> [PROBLEM DESCRIPTION]: Pull every line containing "this" out of the material below.

> [DATA EXTRACT]:
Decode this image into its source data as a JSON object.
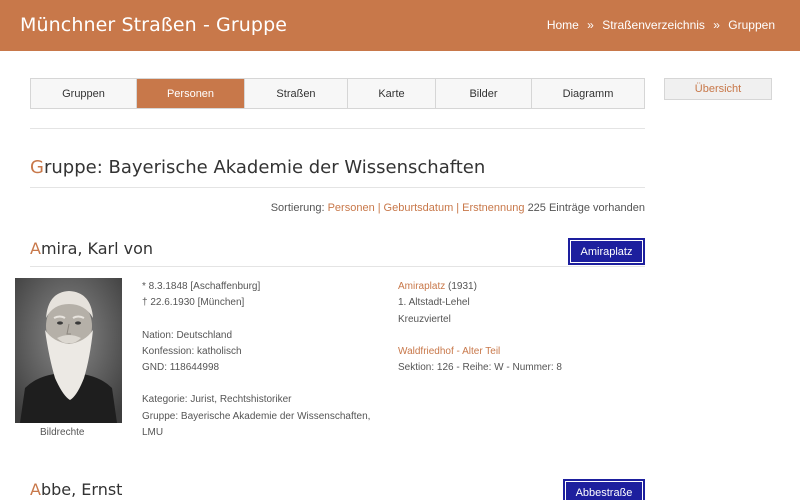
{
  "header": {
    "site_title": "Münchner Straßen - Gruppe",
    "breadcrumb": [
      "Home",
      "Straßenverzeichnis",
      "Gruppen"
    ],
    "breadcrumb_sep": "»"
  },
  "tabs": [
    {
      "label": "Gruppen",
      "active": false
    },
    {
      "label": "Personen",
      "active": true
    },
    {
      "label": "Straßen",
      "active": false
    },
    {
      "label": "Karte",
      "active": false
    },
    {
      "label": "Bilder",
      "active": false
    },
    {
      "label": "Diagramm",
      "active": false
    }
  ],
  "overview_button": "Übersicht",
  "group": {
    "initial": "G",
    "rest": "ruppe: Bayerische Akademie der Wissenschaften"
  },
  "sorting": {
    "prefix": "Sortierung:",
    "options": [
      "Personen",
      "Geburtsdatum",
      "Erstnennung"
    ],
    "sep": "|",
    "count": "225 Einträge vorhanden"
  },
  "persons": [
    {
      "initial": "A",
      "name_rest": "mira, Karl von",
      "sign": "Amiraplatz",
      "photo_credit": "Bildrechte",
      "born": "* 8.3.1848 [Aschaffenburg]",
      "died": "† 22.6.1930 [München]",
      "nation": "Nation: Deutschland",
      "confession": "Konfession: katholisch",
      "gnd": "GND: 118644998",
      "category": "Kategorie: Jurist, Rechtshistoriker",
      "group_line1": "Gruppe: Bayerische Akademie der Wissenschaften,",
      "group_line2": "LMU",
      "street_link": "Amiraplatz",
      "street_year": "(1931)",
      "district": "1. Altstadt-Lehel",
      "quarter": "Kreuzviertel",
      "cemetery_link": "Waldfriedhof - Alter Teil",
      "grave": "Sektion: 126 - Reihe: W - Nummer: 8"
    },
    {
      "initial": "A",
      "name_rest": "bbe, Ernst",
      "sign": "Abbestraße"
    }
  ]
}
==
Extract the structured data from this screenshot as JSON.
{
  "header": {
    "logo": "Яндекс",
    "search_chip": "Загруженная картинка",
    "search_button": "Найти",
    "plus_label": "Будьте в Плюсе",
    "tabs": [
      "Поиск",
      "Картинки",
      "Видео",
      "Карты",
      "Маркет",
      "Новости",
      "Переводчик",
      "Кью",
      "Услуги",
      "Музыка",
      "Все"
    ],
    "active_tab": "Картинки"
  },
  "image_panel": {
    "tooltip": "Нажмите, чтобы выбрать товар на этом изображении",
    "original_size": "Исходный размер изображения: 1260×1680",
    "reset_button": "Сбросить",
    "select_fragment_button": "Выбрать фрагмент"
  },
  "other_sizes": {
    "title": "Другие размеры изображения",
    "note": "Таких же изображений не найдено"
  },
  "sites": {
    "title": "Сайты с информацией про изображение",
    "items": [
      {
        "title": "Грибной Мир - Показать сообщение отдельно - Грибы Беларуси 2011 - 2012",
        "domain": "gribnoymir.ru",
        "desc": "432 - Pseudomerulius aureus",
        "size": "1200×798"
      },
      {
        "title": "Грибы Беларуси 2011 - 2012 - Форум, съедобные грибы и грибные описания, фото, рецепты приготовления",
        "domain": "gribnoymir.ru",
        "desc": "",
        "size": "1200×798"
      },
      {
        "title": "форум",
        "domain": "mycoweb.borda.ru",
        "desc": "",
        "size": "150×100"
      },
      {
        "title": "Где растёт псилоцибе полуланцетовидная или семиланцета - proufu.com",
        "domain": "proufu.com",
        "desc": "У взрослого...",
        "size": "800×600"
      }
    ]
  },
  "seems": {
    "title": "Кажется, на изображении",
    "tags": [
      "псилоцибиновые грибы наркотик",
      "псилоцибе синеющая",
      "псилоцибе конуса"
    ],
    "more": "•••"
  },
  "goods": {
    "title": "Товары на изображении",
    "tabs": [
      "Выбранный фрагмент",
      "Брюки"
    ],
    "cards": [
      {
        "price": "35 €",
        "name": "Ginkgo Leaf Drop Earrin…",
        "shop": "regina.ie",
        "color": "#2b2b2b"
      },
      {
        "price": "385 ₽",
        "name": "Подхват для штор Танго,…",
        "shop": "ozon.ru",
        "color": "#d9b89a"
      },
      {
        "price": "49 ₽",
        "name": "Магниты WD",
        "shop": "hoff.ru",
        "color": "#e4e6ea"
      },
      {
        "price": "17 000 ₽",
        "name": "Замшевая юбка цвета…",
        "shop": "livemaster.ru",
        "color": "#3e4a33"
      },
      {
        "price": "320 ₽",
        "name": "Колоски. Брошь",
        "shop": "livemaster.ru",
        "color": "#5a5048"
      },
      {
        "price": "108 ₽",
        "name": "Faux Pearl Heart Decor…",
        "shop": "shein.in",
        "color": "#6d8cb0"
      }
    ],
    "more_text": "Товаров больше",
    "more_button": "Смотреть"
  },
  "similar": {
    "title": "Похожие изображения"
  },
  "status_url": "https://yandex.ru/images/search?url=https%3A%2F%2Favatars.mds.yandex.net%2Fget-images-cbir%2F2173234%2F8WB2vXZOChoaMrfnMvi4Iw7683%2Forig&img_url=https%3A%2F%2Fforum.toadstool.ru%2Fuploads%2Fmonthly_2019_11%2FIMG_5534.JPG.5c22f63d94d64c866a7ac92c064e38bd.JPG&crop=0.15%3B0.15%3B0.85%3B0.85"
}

> [SOLUTION TO THE PROBLEM]:
Decode this image into its source data as a JSON object.
Extract the structured data from this screenshot as JSON.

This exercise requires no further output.